▸ Direction: Output all lines exactly, with nothing added or dropped.

▸ Working data:
+ + + +
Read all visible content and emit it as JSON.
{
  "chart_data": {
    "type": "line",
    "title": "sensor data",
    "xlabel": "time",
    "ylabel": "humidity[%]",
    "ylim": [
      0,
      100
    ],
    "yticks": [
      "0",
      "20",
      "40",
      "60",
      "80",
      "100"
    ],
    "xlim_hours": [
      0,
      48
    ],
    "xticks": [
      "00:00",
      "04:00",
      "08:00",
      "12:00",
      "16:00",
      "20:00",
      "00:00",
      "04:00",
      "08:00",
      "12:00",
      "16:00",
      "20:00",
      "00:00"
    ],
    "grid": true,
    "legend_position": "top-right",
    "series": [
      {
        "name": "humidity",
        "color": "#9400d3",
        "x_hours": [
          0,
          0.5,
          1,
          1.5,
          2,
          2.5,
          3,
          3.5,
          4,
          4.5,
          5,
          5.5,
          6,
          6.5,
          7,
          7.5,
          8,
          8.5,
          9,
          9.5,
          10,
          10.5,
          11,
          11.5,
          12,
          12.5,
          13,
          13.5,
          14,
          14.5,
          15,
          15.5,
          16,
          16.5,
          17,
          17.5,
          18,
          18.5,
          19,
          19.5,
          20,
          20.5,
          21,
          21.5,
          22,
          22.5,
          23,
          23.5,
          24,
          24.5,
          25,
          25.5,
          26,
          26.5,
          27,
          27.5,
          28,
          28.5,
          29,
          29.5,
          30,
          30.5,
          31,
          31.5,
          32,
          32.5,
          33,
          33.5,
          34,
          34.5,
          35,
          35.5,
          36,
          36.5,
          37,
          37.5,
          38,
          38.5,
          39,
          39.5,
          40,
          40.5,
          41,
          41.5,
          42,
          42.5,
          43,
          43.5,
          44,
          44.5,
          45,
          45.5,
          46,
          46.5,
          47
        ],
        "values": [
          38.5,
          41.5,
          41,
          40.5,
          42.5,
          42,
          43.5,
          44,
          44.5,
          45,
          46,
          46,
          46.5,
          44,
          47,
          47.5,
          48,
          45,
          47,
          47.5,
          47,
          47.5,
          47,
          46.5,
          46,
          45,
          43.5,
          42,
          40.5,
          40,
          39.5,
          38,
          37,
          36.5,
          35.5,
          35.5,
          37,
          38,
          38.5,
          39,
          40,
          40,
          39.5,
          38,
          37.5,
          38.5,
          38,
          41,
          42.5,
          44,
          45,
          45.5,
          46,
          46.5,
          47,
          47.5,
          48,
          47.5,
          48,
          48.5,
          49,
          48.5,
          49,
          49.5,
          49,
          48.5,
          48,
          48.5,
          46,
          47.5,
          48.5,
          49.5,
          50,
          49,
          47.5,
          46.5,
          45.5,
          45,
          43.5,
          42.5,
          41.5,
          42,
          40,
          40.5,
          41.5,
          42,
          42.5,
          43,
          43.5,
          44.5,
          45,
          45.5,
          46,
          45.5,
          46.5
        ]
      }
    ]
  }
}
+ + + +
▸ Result:
Read all visible content and emit it as JSON.
{
  "chart_data": {
    "type": "line",
    "title": "sensor data",
    "xlabel": "time",
    "ylabel": "humidity[%]",
    "ylim": [
      0,
      100
    ],
    "yticks": [
      "0",
      "20",
      "40",
      "60",
      "80",
      "100"
    ],
    "xlim_hours": [
      0,
      48
    ],
    "xticks": [
      "00:00",
      "04:00",
      "08:00",
      "12:00",
      "16:00",
      "20:00",
      "00:00",
      "04:00",
      "08:00",
      "12:00",
      "16:00",
      "20:00",
      "00:00"
    ],
    "grid": true,
    "legend_position": "top-right",
    "series": [
      {
        "name": "humidity",
        "color": "#9400d3",
        "x_hours": [
          0,
          0.5,
          1,
          1.5,
          2,
          2.5,
          3,
          3.5,
          4,
          4.5,
          5,
          5.5,
          6,
          6.5,
          7,
          7.5,
          8,
          8.5,
          9,
          9.5,
          10,
          10.5,
          11,
          11.5,
          12,
          12.5,
          13,
          13.5,
          14,
          14.5,
          15,
          15.5,
          16,
          16.5,
          17,
          17.5,
          18,
          18.5,
          19,
          19.5,
          20,
          20.5,
          21,
          21.5,
          22,
          22.5,
          23,
          23.5,
          24,
          24.5,
          25,
          25.5,
          26,
          26.5,
          27,
          27.5,
          28,
          28.5,
          29,
          29.5,
          30,
          30.5,
          31,
          31.5,
          32,
          32.5,
          33,
          33.5,
          34,
          34.5,
          35,
          35.5,
          36,
          36.5,
          37,
          37.5,
          38,
          38.5,
          39,
          39.5,
          40,
          40.5,
          41,
          41.5,
          42,
          42.5,
          43,
          43.5,
          44,
          44.5,
          45,
          45.5,
          46,
          46.5,
          47
        ],
        "values": [
          38.5,
          41.5,
          41,
          40.5,
          42.5,
          42,
          43.5,
          44,
          44.5,
          45,
          46,
          46,
          46.5,
          44,
          47,
          47.5,
          48,
          45,
          47,
          47.5,
          47,
          47.5,
          47,
          46.5,
          46,
          45,
          43.5,
          42,
          40.5,
          40,
          39.5,
          38,
          37,
          36.5,
          35.5,
          35.5,
          37,
          38,
          38.5,
          39,
          40,
          40,
          39.5,
          38,
          37.5,
          38.5,
          38,
          41,
          42.5,
          44,
          45,
          45.5,
          46,
          46.5,
          47,
          47.5,
          48,
          47.5,
          48,
          48.5,
          49,
          48.5,
          49,
          49.5,
          49,
          48.5,
          48,
          48.5,
          46,
          47.5,
          48.5,
          49.5,
          50,
          49,
          47.5,
          46.5,
          45.5,
          45,
          43.5,
          42.5,
          41.5,
          42,
          40,
          40.5,
          41.5,
          42,
          42.5,
          43,
          43.5,
          44.5,
          45,
          45.5,
          46,
          45.5,
          46.5
        ]
      }
    ]
  }
}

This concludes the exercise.